Pick out every line in the data below that holds "youth".

Figure record listings:
-----
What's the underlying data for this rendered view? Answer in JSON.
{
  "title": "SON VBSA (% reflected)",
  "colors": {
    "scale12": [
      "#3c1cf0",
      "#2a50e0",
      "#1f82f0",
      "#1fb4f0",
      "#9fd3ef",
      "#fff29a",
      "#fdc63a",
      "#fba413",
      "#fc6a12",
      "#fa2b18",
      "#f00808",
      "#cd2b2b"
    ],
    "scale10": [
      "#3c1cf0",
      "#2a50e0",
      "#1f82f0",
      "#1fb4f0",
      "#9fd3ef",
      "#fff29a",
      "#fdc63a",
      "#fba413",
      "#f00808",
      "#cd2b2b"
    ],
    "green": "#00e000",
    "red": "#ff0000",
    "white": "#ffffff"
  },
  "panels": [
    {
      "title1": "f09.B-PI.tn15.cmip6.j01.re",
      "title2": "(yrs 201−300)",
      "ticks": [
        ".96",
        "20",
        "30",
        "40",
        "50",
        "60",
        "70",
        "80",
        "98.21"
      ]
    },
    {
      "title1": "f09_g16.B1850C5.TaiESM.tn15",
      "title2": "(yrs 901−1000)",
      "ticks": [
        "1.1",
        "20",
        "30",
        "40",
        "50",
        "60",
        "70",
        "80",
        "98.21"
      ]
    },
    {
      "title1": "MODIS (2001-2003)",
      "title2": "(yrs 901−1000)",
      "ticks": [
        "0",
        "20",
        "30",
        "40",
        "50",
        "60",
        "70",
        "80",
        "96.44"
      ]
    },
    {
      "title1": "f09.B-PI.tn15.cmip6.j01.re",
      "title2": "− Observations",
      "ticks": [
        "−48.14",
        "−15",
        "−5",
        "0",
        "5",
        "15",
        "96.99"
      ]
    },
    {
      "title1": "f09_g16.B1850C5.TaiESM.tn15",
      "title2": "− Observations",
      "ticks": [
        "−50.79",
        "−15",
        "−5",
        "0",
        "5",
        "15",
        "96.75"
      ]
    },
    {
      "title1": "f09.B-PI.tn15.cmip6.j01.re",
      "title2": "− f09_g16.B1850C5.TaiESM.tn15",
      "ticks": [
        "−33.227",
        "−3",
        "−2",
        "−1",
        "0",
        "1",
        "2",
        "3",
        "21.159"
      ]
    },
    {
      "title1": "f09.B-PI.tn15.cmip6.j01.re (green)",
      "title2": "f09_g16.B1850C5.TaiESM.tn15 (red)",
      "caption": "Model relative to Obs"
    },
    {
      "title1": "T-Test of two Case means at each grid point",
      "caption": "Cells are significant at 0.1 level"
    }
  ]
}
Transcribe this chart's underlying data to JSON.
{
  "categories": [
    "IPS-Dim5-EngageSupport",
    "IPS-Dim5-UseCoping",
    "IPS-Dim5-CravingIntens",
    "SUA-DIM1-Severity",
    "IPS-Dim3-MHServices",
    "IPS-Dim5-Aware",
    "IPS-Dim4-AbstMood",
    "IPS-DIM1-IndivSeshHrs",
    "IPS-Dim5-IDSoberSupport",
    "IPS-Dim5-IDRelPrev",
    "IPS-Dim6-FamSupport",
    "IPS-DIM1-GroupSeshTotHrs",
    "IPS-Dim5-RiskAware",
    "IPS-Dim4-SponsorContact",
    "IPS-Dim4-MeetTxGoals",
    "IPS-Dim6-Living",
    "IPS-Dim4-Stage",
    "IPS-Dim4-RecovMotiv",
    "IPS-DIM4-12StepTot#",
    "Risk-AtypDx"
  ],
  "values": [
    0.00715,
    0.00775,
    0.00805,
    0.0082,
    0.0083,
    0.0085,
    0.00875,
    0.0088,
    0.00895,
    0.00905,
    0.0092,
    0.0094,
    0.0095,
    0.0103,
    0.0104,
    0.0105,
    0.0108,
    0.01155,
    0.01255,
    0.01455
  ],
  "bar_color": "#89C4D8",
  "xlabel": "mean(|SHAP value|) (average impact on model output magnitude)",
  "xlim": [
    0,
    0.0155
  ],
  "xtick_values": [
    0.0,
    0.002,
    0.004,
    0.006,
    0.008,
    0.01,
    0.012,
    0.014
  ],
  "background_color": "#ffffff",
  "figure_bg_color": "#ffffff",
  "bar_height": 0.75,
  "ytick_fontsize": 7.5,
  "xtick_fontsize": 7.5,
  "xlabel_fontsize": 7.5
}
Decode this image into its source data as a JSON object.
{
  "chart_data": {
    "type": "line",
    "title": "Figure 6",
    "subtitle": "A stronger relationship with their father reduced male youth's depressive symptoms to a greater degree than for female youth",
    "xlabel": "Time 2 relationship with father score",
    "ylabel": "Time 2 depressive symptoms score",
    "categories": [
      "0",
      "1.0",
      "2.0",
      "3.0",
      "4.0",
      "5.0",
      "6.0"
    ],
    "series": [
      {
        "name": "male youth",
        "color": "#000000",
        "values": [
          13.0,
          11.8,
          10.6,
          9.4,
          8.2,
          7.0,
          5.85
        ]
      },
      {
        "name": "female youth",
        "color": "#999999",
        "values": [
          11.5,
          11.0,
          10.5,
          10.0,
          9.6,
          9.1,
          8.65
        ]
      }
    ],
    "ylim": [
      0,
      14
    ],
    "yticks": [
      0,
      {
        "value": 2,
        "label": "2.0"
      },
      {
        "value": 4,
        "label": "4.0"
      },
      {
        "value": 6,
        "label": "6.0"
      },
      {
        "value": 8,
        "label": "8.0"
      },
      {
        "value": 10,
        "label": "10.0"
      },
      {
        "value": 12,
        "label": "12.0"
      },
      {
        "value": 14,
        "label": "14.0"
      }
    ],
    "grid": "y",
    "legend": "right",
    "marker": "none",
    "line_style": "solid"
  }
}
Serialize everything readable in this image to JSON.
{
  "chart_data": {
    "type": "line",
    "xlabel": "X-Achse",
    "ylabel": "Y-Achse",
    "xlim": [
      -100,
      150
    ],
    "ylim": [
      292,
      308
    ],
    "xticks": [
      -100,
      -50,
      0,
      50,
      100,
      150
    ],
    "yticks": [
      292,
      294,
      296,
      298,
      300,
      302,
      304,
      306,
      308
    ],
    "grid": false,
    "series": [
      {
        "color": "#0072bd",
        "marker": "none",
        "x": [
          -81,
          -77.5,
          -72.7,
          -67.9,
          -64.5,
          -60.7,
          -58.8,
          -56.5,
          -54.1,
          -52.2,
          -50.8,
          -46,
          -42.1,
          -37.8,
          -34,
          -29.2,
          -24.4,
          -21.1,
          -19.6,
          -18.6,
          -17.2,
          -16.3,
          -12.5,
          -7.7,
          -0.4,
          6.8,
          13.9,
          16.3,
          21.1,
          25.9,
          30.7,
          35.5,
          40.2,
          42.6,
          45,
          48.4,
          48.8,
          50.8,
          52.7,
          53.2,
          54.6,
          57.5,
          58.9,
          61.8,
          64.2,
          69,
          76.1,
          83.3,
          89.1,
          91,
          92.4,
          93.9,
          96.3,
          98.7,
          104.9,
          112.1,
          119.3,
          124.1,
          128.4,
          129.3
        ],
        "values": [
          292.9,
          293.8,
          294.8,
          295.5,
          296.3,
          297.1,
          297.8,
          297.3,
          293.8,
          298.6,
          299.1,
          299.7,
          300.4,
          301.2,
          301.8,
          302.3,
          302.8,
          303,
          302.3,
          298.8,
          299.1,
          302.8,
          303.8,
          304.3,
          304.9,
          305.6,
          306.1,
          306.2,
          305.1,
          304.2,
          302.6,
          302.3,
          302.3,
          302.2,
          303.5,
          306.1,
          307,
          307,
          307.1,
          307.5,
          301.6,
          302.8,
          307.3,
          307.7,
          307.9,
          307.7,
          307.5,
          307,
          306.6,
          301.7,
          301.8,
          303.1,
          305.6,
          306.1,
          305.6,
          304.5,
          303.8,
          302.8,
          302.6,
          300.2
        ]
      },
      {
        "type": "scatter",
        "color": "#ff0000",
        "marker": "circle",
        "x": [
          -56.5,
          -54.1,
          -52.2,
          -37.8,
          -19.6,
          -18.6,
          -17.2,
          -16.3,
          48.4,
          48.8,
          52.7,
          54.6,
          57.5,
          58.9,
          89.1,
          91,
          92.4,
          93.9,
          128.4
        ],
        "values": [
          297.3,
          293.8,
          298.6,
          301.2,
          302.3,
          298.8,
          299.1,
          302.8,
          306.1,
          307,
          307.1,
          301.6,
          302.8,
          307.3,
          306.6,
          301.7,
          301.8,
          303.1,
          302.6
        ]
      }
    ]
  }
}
-----
### EXERCISE RESPONSE
    "subtitle": "A stronger relationship with their father reduced male youth's depressive symptoms to a greater degree than for female youth",
        "name": "male youth",
        "name": "female youth",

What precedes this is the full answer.